— begin —
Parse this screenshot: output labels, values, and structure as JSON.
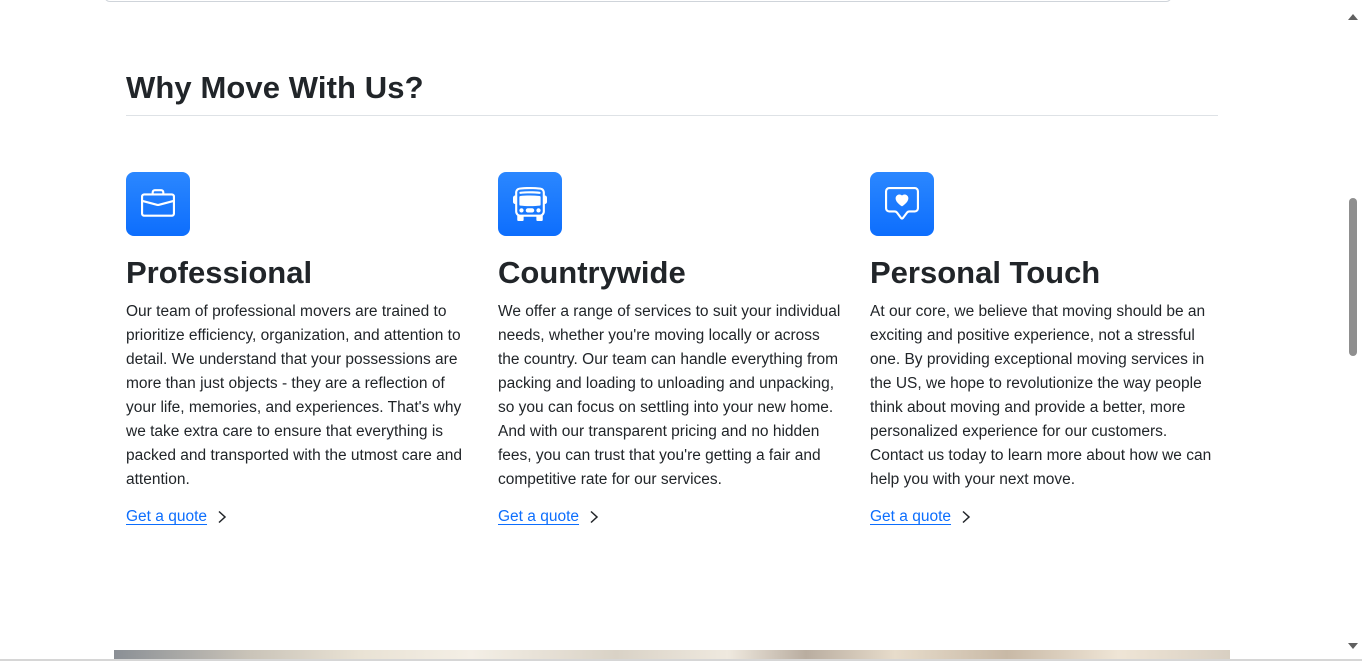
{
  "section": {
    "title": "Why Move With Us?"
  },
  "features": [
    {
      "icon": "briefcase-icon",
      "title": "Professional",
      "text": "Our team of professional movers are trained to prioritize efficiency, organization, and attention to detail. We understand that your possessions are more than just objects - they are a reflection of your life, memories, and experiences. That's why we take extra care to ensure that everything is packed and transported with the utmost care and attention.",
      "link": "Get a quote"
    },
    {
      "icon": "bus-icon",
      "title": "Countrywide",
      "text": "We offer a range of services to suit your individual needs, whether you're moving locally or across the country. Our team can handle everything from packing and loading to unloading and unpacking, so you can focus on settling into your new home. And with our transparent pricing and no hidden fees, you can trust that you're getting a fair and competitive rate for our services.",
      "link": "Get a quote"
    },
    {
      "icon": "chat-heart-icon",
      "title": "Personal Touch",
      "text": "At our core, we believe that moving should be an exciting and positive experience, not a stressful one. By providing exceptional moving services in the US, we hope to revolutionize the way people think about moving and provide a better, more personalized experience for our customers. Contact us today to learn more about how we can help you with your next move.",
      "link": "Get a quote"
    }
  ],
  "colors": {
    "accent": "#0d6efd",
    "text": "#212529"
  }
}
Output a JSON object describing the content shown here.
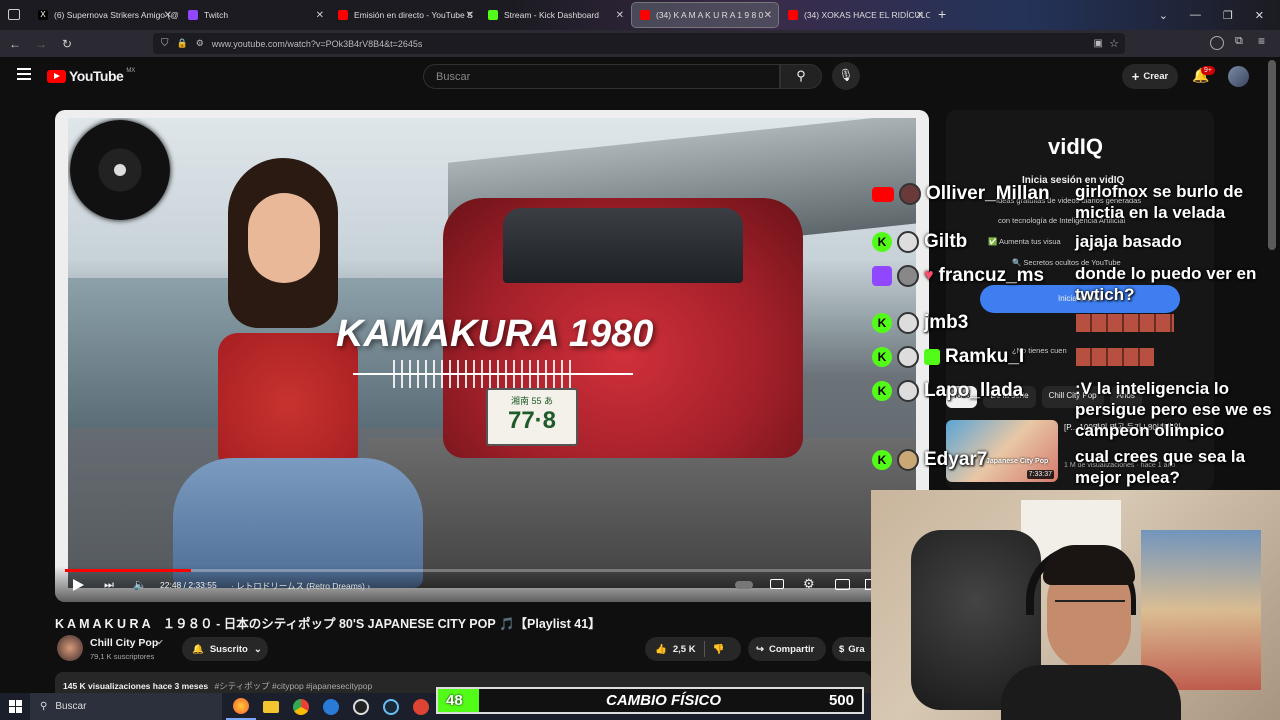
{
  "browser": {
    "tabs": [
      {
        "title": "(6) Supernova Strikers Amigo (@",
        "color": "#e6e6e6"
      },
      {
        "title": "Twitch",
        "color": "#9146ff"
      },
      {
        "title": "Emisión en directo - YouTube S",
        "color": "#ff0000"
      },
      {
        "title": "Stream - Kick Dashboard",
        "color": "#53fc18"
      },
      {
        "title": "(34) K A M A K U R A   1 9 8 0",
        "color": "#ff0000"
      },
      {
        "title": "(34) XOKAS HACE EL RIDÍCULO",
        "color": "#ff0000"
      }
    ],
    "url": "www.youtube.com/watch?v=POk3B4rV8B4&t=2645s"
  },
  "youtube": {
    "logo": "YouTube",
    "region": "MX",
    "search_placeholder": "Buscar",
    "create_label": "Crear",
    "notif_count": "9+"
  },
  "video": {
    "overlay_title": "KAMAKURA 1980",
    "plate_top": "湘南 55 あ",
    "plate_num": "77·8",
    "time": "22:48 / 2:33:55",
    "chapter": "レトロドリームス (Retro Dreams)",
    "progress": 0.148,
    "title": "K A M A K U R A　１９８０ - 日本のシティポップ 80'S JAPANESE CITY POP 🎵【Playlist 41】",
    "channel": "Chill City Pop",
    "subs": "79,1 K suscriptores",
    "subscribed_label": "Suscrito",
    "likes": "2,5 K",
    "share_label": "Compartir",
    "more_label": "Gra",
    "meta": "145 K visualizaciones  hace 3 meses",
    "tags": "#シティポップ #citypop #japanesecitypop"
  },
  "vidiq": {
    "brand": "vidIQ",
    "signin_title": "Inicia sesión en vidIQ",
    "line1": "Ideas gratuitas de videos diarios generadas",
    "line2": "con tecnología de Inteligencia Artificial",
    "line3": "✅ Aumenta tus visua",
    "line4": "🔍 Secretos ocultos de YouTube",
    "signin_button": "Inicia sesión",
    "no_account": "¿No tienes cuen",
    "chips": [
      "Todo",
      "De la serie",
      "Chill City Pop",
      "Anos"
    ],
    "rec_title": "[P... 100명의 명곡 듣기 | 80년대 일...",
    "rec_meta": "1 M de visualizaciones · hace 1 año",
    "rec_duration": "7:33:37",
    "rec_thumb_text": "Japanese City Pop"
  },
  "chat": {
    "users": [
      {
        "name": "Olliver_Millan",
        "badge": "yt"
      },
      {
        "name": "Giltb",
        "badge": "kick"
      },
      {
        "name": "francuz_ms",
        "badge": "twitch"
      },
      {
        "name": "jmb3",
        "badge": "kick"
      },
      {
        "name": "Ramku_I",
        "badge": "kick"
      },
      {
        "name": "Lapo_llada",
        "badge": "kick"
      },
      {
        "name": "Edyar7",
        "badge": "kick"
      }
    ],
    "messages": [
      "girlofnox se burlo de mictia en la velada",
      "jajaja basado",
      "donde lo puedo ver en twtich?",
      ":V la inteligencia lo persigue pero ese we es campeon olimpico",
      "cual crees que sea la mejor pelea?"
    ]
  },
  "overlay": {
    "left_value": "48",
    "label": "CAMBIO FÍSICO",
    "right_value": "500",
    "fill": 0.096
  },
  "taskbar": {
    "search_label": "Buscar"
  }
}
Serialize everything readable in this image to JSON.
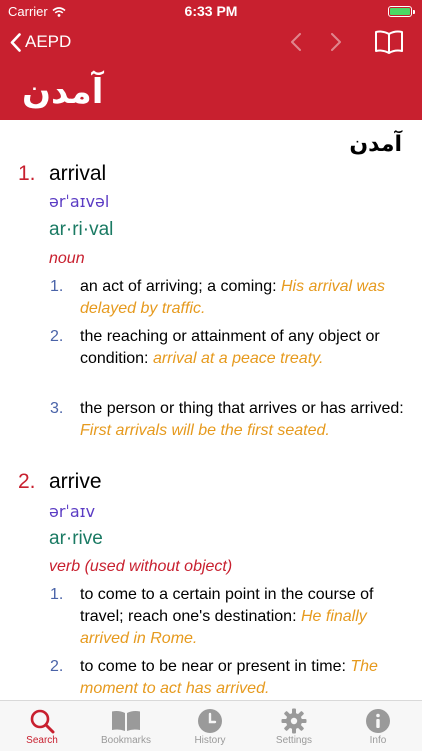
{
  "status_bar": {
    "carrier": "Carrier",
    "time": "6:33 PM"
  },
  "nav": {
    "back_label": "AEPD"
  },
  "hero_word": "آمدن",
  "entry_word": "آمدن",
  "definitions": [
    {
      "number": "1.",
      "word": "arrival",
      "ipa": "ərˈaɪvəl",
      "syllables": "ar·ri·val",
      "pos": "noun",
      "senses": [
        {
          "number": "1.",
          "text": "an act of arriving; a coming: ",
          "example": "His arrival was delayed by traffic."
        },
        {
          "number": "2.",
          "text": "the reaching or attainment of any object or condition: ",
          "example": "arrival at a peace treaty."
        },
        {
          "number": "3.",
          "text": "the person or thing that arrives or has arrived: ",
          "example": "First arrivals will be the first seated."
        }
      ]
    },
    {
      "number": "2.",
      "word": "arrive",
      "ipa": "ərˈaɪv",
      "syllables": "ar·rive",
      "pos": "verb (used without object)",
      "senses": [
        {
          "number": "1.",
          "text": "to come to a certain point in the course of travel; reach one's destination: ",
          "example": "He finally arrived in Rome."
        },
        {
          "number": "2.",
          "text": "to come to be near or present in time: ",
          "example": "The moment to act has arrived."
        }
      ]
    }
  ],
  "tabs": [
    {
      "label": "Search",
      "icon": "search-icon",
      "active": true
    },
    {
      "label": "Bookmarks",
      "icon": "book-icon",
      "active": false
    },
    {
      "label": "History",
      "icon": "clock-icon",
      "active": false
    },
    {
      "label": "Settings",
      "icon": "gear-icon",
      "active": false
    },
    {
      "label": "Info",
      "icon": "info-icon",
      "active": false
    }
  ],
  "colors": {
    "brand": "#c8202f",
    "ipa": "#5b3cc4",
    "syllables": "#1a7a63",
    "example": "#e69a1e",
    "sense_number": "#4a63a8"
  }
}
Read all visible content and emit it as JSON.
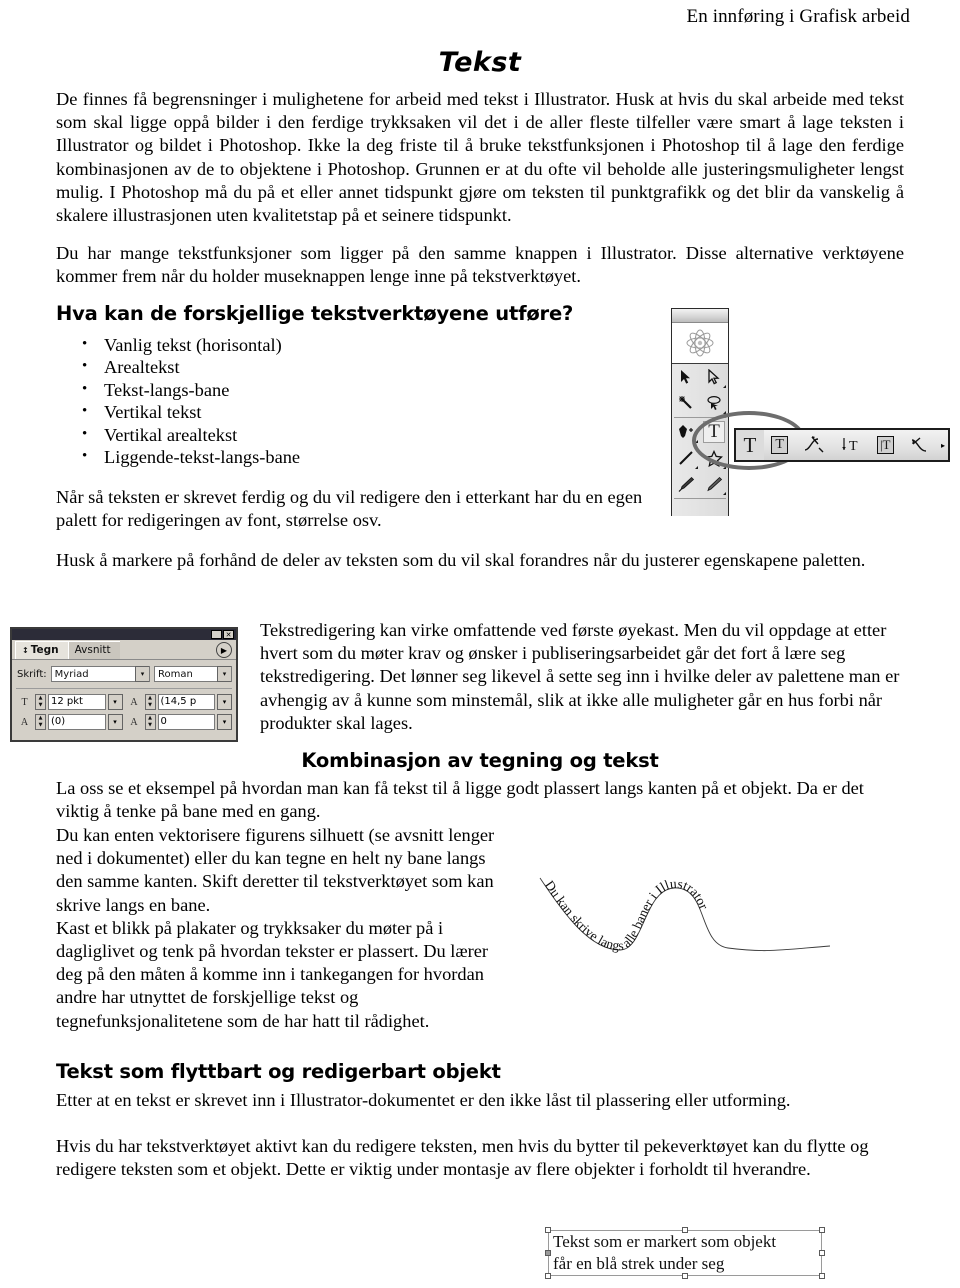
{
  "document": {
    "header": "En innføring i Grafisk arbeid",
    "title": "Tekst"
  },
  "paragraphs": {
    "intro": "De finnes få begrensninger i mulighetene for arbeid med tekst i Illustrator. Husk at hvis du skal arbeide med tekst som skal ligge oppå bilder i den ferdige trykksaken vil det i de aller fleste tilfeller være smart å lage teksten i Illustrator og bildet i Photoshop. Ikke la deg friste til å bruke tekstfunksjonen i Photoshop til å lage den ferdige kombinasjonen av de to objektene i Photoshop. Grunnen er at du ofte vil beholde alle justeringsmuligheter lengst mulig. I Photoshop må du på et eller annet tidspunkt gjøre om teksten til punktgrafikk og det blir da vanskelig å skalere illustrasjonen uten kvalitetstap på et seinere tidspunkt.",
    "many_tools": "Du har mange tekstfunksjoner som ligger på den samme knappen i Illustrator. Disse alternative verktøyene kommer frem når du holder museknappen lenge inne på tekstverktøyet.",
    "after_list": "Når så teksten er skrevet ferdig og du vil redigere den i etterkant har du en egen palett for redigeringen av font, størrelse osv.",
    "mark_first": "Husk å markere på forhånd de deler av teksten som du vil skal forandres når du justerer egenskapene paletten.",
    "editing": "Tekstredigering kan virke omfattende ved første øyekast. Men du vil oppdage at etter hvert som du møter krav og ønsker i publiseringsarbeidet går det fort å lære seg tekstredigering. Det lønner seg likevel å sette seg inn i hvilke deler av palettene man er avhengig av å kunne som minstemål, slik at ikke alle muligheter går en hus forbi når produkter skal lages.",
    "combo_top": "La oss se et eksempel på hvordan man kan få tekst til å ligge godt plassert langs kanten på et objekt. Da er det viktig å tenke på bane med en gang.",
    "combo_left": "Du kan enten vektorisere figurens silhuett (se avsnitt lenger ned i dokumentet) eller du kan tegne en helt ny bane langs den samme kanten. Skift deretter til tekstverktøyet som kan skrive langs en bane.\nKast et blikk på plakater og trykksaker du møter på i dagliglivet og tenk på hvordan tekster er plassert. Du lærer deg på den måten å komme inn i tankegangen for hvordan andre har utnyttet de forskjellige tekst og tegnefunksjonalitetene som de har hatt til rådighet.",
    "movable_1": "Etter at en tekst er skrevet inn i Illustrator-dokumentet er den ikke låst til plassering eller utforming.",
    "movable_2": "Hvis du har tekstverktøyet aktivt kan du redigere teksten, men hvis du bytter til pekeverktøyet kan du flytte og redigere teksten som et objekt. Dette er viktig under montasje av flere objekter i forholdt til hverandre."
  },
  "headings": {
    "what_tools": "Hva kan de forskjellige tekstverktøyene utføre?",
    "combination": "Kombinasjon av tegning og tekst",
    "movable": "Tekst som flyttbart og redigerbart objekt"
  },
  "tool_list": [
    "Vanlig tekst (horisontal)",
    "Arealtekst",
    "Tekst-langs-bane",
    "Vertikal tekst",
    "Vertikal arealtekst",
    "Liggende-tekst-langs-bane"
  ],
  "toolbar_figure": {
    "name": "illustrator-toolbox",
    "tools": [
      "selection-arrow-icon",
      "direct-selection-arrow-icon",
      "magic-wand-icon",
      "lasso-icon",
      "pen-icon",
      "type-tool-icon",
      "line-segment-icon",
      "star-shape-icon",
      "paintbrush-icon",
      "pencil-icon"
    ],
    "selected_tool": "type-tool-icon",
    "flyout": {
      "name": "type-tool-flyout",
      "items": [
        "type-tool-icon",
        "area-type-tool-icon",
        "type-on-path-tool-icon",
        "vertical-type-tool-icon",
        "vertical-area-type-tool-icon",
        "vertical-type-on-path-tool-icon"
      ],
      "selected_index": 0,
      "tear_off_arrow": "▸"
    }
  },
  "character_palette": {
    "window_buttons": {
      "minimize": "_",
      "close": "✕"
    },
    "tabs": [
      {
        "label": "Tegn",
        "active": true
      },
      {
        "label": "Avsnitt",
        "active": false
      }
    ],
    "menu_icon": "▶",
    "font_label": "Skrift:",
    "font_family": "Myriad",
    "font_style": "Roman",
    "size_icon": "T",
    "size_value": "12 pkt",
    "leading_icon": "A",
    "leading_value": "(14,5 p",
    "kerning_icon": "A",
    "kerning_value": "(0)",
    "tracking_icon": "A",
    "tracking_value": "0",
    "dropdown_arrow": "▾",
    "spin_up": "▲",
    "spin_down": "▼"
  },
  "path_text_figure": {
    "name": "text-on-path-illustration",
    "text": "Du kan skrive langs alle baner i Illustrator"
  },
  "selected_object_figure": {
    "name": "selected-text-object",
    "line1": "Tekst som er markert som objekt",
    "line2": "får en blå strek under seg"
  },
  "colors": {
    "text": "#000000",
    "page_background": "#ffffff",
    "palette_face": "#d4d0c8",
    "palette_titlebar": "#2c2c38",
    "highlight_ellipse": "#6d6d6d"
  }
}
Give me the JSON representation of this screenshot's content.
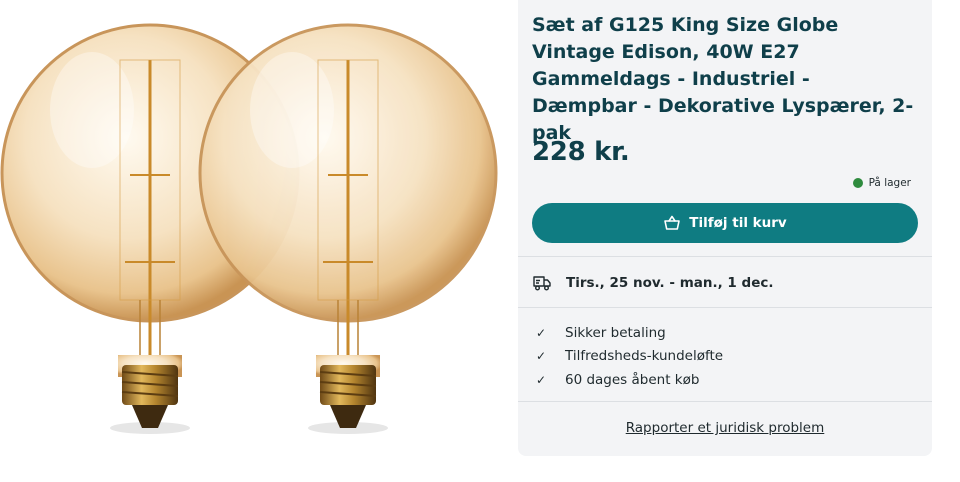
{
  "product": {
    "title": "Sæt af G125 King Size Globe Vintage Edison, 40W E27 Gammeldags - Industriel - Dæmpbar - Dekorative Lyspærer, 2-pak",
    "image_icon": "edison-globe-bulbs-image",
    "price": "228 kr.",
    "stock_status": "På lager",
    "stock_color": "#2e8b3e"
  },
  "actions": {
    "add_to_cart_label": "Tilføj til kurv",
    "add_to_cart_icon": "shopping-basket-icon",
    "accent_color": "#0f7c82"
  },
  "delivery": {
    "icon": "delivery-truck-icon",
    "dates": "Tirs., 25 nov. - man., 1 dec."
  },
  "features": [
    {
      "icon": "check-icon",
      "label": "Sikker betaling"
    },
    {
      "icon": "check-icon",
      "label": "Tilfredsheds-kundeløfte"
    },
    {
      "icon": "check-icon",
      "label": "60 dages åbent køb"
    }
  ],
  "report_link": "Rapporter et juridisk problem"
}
— end —
Track down the lines that include the word "image" and copy them.

## Solution to the problem:
Serialize everything readable in this image to JSON.
    "image_icon": "edison-globe-bulbs-image",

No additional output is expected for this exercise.